Reproduce the listing below in its entirety. Change nothing.

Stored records
* * *

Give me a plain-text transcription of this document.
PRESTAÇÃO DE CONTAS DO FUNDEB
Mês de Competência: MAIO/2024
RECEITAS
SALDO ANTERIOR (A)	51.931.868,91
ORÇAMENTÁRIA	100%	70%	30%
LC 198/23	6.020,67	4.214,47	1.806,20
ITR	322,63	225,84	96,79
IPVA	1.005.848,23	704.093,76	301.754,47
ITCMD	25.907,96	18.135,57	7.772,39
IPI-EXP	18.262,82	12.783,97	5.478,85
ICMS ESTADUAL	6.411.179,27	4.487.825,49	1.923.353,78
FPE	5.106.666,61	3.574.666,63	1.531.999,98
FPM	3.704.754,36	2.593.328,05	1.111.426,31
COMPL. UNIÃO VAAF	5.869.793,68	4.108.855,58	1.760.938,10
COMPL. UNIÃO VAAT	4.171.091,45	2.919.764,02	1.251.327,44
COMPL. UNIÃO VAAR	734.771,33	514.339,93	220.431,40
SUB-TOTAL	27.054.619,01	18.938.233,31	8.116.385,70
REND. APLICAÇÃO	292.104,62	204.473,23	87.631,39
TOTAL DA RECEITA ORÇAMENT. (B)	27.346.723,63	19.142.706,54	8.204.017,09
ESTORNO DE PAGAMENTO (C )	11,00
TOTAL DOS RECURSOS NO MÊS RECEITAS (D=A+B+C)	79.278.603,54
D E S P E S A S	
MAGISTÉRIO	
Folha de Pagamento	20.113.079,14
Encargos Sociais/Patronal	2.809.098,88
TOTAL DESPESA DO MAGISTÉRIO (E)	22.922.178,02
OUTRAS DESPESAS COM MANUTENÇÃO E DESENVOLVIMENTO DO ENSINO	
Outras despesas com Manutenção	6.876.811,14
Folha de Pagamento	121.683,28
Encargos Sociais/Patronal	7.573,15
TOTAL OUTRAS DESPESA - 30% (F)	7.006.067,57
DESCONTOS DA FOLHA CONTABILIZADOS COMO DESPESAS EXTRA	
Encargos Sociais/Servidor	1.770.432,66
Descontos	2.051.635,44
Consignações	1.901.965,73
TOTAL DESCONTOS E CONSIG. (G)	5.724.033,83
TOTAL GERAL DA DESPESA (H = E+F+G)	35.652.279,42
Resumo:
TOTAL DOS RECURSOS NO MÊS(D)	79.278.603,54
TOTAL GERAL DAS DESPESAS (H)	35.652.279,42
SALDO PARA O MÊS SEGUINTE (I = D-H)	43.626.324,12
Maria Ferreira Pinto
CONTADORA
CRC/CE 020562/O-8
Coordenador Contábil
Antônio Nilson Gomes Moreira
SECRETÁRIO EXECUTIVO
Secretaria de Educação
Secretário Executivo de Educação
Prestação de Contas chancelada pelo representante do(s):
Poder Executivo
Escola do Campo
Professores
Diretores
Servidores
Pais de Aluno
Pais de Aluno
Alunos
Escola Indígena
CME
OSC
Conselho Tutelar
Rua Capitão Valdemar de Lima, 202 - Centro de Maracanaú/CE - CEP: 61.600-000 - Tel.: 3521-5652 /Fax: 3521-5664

* * *

> EXPECTED ANSWER:
Give me a plain-text transcription of this document.
PRESTAÇÃO DE CONTAS DO FUNDEB
Mês de Competência: MAIO/2024
RECEITAS
SALDO ANTERIOR (A)	51.931.868,91
ORÇAMENTÁRIA	100%	70%	30%
LC 198/23	6.020,67	4.214,47	1.806,20
ITR	322,63	225,84	96,79
IPVA	1.005.848,23	704.093,76	301.754,47
ITCMD	25.907,96	18.135,57	7.772,39
IPI-EXP	18.262,82	12.783,97	5.478,85
ICMS ESTADUAL	6.411.179,27	4.487.825,49	1.923.353,78
FPE	5.106.666,61	3.574.666,63	1.531.999,98
FPM	3.704.754,36	2.593.328,05	1.111.426,31
COMPL. UNIÃO VAAF	5.869.793,68	4.108.855,58	1.760.938,10
COMPL. UNIÃO VAAT	4.171.091,45	2.919.764,02	1.251.327,44
COMPL. UNIÃO VAAR	734.771,33	514.339,93	220.431,40
SUB-TOTAL	27.054.619,01	18.938.233,31	8.116.385,70
REND. APLICAÇÃO	292.104,62	204.473,23	87.631,39
TOTAL DA RECEITA ORÇAMENT. (B)	27.346.723,63	19.142.706,54	8.204.017,09
ESTORNO DE PAGAMENTO (C )	11,00
TOTAL DOS RECURSOS NO MÊS RECEITAS (D=A+B+C)	79.278.603,54
D E S P E S A S	
MAGISTÉRIO	
Folha de Pagamento	20.113.079,14
Encargos Sociais/Patronal	2.809.098,88
TOTAL DESPESA DO MAGISTÉRIO (E)	22.922.178,02
OUTRAS DESPESAS COM MANUTENÇÃO E DESENVOLVIMENTO DO ENSINO	
Outras despesas com Manutenção	6.876.811,14
Folha de Pagamento	121.683,28
Encargos Sociais/Patronal	7.573,15
TOTAL OUTRAS DESPESA - 30% (F)	7.006.067,57
DESCONTOS DA FOLHA CONTABILIZADOS COMO DESPESAS EXTRA	
Encargos Sociais/Servidor	1.770.432,66
Descontos	2.051.635,44
Consignações	1.901.965,73
TOTAL DESCONTOS E CONSIG. (G)	5.724.033,83
TOTAL GERAL DA DESPESA (H = E+F+G)	35.652.279,42
Resumo:
TOTAL DOS RECURSOS NO MÊS(D)	79.278.603,54
TOTAL GERAL DAS DESPESAS (H)	35.652.279,42
SALDO PARA O MÊS SEGUINTE (I = D-H)	43.626.324,12
Maria Ferreira Pinto
CONTADORA
CRC/CE 020562/O-8
Coordenador Contábil
Antônio Nilson Gomes Moreira
SECRETÁRIO EXECUTIVO
Secretaria de Educação
Secretário Executivo de Educação
Prestação de Contas chancelada pelo representante do(s):
Poder Executivo
Escola do Campo
Professores
Diretores
Servidores
Pais de Aluno
Pais de Aluno
Alunos
Escola Indígena
CME
OSC
Conselho Tutelar
Rua Capitão Valdemar de Lima, 202 - Centro de Maracanaú/CE - CEP: 61.600-000 - Tel.: 3521-5652 /Fax: 3521-5664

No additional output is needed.